* [Exercise details] According to the notes on Unicode currency symbols, what must be done to display a multi-character currency symbol correctly?

* [Exercise text]

◆ ◆ ◆ ◆ ◆

Notes on our Unicode Currency Symbols

Our queries return currency symbols in Unicode Decimal form. In order to display these currency symbols in a website, mobile app or desktop application you will have to convert them into readable characters.


Note: Some of you may choose not to display the currency symbol at all, but rather to display the three-digit currency code instead. For example, USD 12.99 instead of $10.99. This can reduce some confusion because many currencies share the same symbol. Take, for example, $10. Is that US Dollars or Australian Dollars?


Very important: Some currency symbols are two,three or four characters long, such as the Russian Ruble руб (1088,1091,1073). We return these multi-character symbols in the format [number],[number],[number]. In order to display them correctly you must explode the string by ',' and then display each character separately.


HTML

If your final display is described by HTML, you can display the symbol as follows:

&#N;      (where N is the Unicode Decimal)
Example:
€   (this will print €)

Here is an example of a multi-character currency symbol:

Example Unicode String:
1088,1091,1073
You Should Display:
руб (this will print руб)

Other

If you require the symbol to be displayed in a mobile or desktop application, you can easily investigate how to convert the Unicode Decimal to a character in your programming language. This is a fairly standard operation, and all languages do provide a method for doing so.

◆ ◆ ◆ ◆ ◆

Extracted data entries:
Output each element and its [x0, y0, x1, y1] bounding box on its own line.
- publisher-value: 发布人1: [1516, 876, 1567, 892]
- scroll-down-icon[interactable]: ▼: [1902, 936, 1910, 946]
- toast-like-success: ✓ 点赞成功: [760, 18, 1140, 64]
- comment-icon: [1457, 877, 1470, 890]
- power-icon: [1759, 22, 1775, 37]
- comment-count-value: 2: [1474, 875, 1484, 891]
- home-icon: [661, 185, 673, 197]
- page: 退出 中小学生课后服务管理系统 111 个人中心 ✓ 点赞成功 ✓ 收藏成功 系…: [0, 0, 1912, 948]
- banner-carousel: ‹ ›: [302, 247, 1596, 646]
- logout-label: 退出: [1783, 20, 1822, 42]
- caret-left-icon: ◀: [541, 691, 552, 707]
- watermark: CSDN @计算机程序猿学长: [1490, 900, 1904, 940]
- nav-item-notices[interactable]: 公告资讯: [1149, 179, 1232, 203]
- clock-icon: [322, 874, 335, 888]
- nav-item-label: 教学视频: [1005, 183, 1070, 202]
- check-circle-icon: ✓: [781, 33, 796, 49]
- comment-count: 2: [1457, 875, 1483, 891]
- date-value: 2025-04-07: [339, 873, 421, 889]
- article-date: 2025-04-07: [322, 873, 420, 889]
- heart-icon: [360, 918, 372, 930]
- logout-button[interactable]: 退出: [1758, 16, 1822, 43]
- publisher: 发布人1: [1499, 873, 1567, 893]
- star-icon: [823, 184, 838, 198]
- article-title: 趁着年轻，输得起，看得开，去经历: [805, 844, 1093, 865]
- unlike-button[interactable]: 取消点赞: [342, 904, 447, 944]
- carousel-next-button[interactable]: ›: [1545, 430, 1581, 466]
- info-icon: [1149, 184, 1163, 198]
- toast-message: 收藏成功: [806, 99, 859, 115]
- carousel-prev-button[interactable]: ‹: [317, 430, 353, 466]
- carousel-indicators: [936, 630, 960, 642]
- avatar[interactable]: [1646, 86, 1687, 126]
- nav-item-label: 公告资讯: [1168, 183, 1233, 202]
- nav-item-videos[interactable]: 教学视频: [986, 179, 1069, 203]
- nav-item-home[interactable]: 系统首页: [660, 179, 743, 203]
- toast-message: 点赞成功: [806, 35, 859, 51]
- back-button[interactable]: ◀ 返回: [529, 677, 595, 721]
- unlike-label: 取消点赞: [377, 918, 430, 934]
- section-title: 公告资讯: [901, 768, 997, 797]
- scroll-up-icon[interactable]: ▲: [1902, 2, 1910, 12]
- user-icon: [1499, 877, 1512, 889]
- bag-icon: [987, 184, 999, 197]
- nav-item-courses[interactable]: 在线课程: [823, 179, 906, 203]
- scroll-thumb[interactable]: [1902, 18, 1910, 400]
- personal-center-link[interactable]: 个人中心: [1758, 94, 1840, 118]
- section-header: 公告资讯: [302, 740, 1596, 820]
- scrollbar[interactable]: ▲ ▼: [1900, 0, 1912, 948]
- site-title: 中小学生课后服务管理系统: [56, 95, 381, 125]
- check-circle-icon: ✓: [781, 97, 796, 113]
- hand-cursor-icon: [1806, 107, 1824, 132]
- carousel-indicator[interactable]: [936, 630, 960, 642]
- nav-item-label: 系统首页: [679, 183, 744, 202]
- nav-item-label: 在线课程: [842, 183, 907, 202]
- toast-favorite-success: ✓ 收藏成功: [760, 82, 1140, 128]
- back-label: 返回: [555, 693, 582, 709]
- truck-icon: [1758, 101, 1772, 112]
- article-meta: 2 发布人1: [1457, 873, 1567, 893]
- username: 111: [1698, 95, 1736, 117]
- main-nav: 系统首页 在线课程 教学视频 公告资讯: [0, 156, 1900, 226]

◆ ◆ ◆ ◆ ◆

* [Output for this exercise] The string must be exploded by ',' and each character then displayed separately.